Transcribe the listing below word for word.

(Dataset records)
# # #

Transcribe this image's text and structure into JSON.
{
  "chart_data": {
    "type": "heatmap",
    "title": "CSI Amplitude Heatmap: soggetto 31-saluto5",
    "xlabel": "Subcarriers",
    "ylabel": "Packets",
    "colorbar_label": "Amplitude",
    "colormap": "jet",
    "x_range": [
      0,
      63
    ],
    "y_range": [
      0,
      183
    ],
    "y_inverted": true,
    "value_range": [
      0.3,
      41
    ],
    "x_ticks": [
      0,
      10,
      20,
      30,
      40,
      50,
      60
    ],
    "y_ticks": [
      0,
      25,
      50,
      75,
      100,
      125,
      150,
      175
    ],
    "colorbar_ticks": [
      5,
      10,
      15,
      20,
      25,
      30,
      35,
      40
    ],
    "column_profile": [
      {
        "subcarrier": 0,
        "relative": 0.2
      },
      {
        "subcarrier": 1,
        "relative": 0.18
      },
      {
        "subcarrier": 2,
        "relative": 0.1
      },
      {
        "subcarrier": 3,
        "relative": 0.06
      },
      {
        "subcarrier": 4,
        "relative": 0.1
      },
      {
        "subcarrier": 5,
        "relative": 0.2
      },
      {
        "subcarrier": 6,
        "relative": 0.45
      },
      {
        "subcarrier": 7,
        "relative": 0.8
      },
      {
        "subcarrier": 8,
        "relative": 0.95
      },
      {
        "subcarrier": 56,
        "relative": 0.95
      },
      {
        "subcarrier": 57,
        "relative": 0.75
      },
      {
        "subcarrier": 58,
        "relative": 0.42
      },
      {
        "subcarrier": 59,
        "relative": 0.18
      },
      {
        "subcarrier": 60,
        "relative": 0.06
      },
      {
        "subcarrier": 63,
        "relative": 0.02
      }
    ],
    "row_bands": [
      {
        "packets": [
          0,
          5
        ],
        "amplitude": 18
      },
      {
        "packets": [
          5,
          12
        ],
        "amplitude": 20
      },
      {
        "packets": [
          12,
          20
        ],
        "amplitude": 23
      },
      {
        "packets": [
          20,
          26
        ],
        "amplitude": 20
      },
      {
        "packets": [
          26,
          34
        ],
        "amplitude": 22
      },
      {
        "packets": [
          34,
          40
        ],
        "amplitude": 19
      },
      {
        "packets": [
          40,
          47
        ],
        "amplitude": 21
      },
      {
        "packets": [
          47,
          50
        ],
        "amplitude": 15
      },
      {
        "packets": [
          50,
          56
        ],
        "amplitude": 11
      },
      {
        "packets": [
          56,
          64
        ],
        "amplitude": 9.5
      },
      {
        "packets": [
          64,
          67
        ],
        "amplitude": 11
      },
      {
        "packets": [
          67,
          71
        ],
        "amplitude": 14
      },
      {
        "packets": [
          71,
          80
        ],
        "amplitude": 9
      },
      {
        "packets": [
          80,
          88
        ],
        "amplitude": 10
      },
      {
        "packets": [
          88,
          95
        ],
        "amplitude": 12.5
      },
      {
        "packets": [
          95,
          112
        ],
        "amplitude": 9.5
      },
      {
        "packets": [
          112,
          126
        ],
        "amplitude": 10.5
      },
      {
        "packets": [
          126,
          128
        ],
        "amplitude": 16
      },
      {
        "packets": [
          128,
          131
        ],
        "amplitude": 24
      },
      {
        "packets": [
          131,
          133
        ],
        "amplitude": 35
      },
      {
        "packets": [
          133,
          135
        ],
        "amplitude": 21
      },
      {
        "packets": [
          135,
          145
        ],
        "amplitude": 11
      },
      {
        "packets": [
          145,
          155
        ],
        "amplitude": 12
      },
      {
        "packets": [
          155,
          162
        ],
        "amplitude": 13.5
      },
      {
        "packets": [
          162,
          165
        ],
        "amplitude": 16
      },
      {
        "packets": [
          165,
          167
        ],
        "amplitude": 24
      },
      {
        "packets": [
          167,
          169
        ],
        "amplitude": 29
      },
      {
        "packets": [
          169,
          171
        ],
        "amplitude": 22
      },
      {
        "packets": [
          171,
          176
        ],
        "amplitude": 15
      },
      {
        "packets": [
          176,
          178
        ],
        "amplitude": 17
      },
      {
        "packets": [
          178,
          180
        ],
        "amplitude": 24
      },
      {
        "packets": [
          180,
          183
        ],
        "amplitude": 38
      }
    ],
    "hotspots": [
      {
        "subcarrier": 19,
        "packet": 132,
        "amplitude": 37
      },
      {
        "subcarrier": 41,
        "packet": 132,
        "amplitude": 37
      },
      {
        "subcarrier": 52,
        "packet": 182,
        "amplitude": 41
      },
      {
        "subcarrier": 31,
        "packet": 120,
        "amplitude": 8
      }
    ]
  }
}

# # #

Exercise answer
Transcribe this image's text and structure into JSON.
{
  "chart_data": {
    "type": "heatmap",
    "title": "CSI Amplitude Heatmap: soggetto 31-saluto5",
    "xlabel": "Subcarriers",
    "ylabel": "Packets",
    "colorbar_label": "Amplitude",
    "colormap": "jet",
    "x_range": [
      0,
      63
    ],
    "y_range": [
      0,
      183
    ],
    "y_inverted": true,
    "value_range": [
      0.3,
      41
    ],
    "x_ticks": [
      0,
      10,
      20,
      30,
      40,
      50,
      60
    ],
    "y_ticks": [
      0,
      25,
      50,
      75,
      100,
      125,
      150,
      175
    ],
    "colorbar_ticks": [
      5,
      10,
      15,
      20,
      25,
      30,
      35,
      40
    ],
    "column_profile": [
      {
        "subcarrier": 0,
        "relative": 0.2
      },
      {
        "subcarrier": 1,
        "relative": 0.18
      },
      {
        "subcarrier": 2,
        "relative": 0.1
      },
      {
        "subcarrier": 3,
        "relative": 0.06
      },
      {
        "subcarrier": 4,
        "relative": 0.1
      },
      {
        "subcarrier": 5,
        "relative": 0.2
      },
      {
        "subcarrier": 6,
        "relative": 0.45
      },
      {
        "subcarrier": 7,
        "relative": 0.8
      },
      {
        "subcarrier": 8,
        "relative": 0.95
      },
      {
        "subcarrier": 56,
        "relative": 0.95
      },
      {
        "subcarrier": 57,
        "relative": 0.75
      },
      {
        "subcarrier": 58,
        "relative": 0.42
      },
      {
        "subcarrier": 59,
        "relative": 0.18
      },
      {
        "subcarrier": 60,
        "relative": 0.06
      },
      {
        "subcarrier": 63,
        "relative": 0.02
      }
    ],
    "row_bands": [
      {
        "packets": [
          0,
          5
        ],
        "amplitude": 18
      },
      {
        "packets": [
          5,
          12
        ],
        "amplitude": 20
      },
      {
        "packets": [
          12,
          20
        ],
        "amplitude": 23
      },
      {
        "packets": [
          20,
          26
        ],
        "amplitude": 20
      },
      {
        "packets": [
          26,
          34
        ],
        "amplitude": 22
      },
      {
        "packets": [
          34,
          40
        ],
        "amplitude": 19
      },
      {
        "packets": [
          40,
          47
        ],
        "amplitude": 21
      },
      {
        "packets": [
          47,
          50
        ],
        "amplitude": 15
      },
      {
        "packets": [
          50,
          56
        ],
        "amplitude": 11
      },
      {
        "packets": [
          56,
          64
        ],
        "amplitude": 9.5
      },
      {
        "packets": [
          64,
          67
        ],
        "amplitude": 11
      },
      {
        "packets": [
          67,
          71
        ],
        "amplitude": 14
      },
      {
        "packets": [
          71,
          80
        ],
        "amplitude": 9
      },
      {
        "packets": [
          80,
          88
        ],
        "amplitude": 10
      },
      {
        "packets": [
          88,
          95
        ],
        "amplitude": 12.5
      },
      {
        "packets": [
          95,
          112
        ],
        "amplitude": 9.5
      },
      {
        "packets": [
          112,
          126
        ],
        "amplitude": 10.5
      },
      {
        "packets": [
          126,
          128
        ],
        "amplitude": 16
      },
      {
        "packets": [
          128,
          131
        ],
        "amplitude": 24
      },
      {
        "packets": [
          131,
          133
        ],
        "amplitude": 35
      },
      {
        "packets": [
          133,
          135
        ],
        "amplitude": 21
      },
      {
        "packets": [
          135,
          145
        ],
        "amplitude": 11
      },
      {
        "packets": [
          145,
          155
        ],
        "amplitude": 12
      },
      {
        "packets": [
          155,
          162
        ],
        "amplitude": 13.5
      },
      {
        "packets": [
          162,
          165
        ],
        "amplitude": 16
      },
      {
        "packets": [
          165,
          167
        ],
        "amplitude": 24
      },
      {
        "packets": [
          167,
          169
        ],
        "amplitude": 29
      },
      {
        "packets": [
          169,
          171
        ],
        "amplitude": 22
      },
      {
        "packets": [
          171,
          176
        ],
        "amplitude": 15
      },
      {
        "packets": [
          176,
          178
        ],
        "amplitude": 17
      },
      {
        "packets": [
          178,
          180
        ],
        "amplitude": 24
      },
      {
        "packets": [
          180,
          183
        ],
        "amplitude": 38
      }
    ],
    "hotspots": [
      {
        "subcarrier": 19,
        "packet": 132,
        "amplitude": 37
      },
      {
        "subcarrier": 41,
        "packet": 132,
        "amplitude": 37
      },
      {
        "subcarrier": 52,
        "packet": 182,
        "amplitude": 41
      },
      {
        "subcarrier": 31,
        "packet": 120,
        "amplitude": 8
      }
    ]
  }
}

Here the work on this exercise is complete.